- GIVEN EXERCISE: Show every line of the records below that contains the word "name".
━━ MATERIAL FOR THE TASK ━━
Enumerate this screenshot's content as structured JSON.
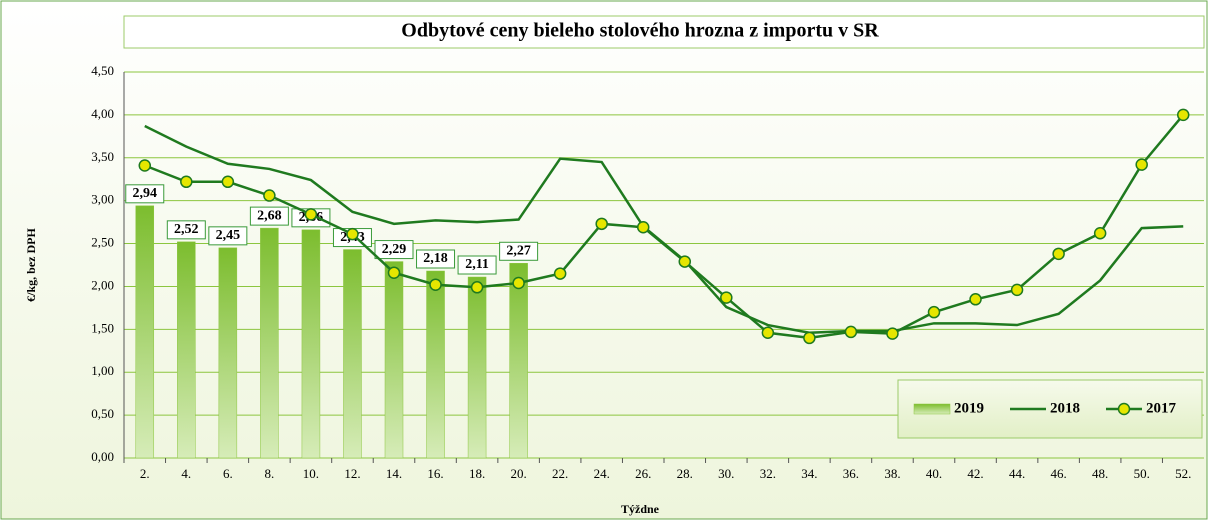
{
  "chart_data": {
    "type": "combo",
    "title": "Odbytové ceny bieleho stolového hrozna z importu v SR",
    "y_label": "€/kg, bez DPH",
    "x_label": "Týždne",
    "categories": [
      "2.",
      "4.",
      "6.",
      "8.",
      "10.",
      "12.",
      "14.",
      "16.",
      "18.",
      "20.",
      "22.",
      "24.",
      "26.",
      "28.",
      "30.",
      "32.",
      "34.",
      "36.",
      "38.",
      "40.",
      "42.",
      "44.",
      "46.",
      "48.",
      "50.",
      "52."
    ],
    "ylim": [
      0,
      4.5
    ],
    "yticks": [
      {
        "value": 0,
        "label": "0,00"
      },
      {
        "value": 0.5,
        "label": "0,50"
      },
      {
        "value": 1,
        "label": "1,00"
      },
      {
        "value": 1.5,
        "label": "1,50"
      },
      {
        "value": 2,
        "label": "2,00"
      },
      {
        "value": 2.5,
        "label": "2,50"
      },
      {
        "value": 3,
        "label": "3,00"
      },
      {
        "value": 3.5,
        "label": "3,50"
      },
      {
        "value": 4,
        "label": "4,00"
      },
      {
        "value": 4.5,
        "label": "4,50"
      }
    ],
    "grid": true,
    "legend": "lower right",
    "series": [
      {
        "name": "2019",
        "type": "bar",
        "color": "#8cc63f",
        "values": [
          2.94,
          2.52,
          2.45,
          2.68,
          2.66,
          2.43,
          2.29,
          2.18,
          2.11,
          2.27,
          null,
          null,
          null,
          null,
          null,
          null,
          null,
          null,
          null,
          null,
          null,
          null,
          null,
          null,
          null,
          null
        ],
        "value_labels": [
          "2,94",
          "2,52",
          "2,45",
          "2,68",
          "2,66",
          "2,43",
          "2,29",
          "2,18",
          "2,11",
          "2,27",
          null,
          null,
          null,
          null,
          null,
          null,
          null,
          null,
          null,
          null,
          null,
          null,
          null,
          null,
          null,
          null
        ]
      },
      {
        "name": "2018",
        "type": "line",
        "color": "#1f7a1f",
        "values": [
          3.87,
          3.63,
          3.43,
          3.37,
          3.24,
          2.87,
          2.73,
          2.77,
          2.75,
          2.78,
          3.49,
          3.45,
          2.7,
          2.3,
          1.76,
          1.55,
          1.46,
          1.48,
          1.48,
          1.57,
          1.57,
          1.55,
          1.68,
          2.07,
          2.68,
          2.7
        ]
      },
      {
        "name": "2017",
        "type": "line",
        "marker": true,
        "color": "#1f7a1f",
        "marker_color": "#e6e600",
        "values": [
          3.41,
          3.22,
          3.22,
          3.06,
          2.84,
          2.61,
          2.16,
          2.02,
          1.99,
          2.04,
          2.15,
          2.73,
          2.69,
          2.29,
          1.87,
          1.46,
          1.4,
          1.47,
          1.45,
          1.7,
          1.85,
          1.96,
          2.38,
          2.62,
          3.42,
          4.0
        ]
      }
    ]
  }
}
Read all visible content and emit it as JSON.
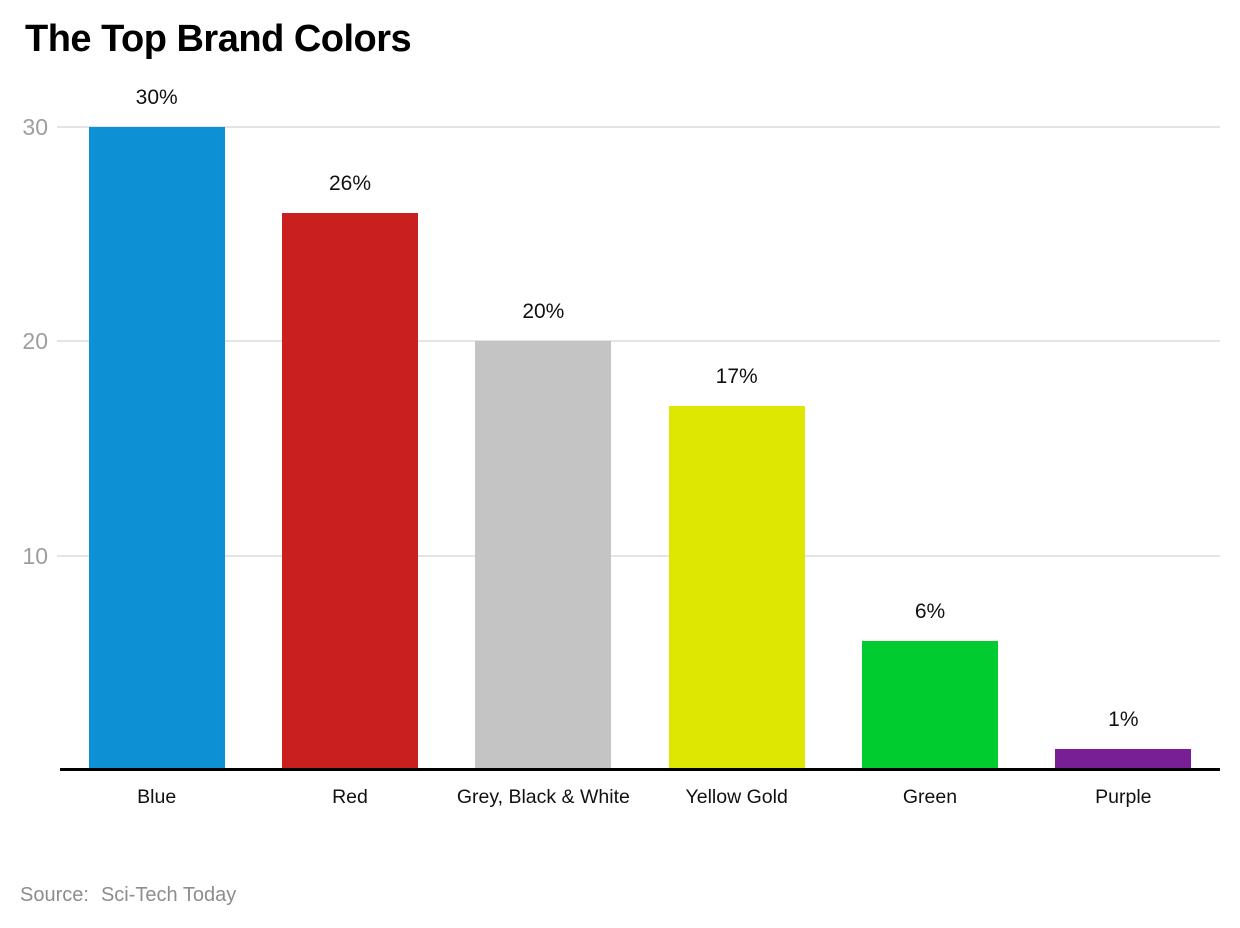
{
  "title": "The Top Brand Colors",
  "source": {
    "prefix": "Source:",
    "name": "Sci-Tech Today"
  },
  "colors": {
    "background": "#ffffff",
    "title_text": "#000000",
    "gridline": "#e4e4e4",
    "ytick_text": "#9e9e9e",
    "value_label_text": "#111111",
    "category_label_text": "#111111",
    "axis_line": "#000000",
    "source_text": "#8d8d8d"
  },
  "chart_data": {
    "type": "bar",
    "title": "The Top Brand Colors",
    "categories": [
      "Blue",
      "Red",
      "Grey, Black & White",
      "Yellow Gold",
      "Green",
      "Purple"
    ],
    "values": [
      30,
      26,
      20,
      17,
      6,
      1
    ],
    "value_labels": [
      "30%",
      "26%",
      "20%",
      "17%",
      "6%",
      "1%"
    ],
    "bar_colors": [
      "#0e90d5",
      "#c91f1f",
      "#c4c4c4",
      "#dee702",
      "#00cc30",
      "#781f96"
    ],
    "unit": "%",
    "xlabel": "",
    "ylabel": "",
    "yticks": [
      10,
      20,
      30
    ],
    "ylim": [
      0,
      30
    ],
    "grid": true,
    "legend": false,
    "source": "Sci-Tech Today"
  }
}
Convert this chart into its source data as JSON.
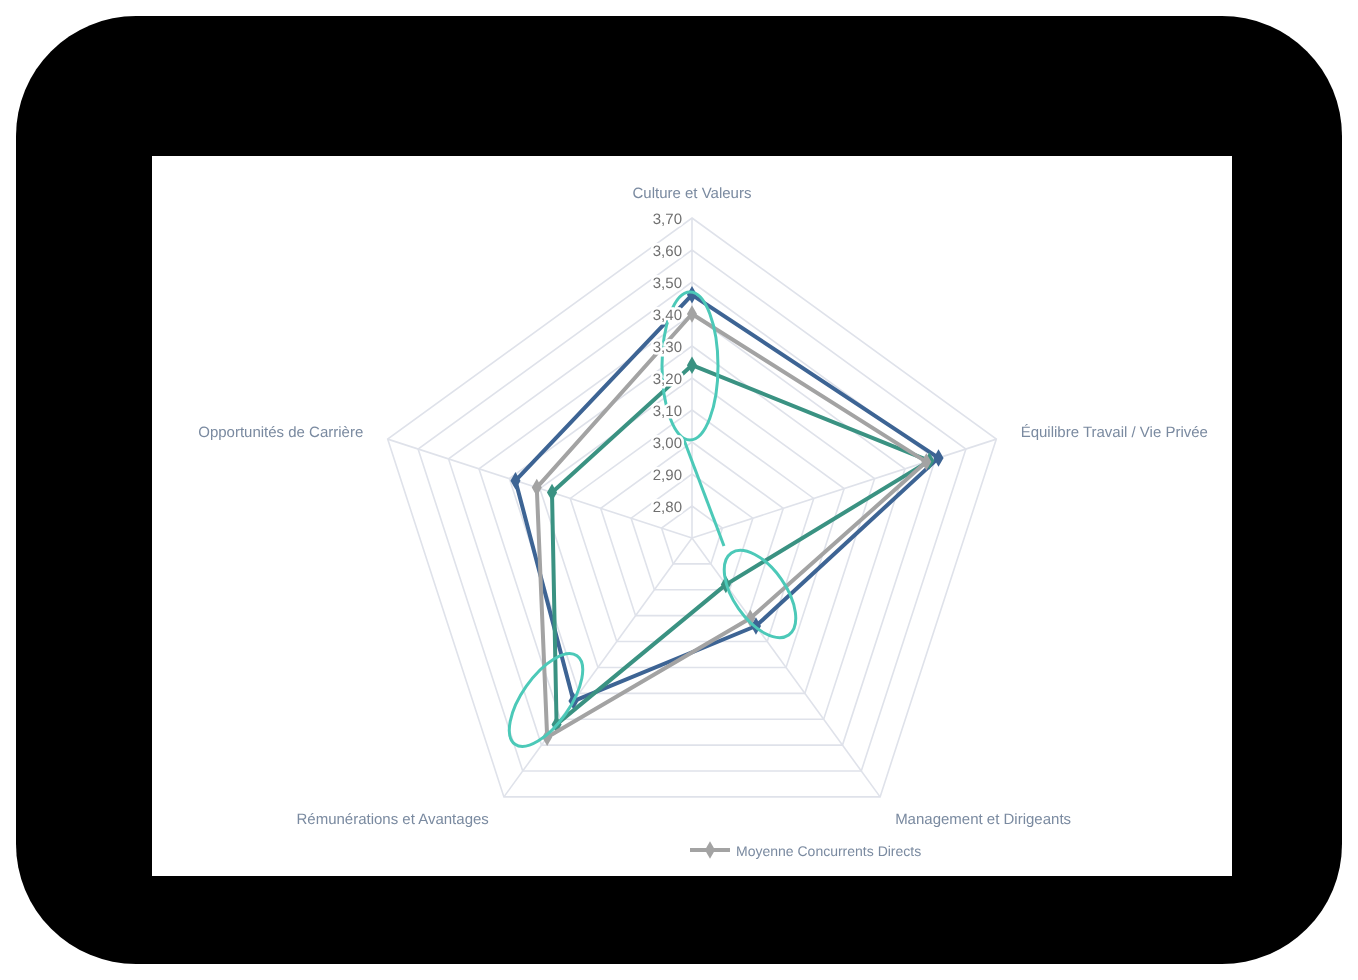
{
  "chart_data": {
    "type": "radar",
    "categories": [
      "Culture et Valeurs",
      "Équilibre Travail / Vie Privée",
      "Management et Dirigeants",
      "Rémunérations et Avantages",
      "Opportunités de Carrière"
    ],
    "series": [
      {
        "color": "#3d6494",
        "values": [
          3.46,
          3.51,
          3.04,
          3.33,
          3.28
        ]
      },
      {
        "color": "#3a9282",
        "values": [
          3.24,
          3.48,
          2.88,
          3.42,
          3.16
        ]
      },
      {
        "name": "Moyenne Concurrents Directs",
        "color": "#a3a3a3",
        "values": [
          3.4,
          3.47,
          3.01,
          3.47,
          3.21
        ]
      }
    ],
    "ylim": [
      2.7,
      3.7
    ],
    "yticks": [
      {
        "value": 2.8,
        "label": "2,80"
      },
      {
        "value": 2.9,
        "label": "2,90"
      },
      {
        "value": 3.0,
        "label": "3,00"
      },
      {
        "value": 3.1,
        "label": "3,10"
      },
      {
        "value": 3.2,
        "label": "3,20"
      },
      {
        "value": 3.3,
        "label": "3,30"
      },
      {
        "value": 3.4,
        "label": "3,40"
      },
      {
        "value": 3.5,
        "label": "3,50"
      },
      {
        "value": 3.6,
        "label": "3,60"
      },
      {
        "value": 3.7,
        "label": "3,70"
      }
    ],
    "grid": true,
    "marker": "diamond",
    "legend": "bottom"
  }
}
━━━
- SOLUTION TO THIS PROBLEM:
        "name": "2019",
        "name": "2018",
        "name": "2017",
    "name": "Sci-Tech Today"
        "name": "Moyenne Concurrents Directs",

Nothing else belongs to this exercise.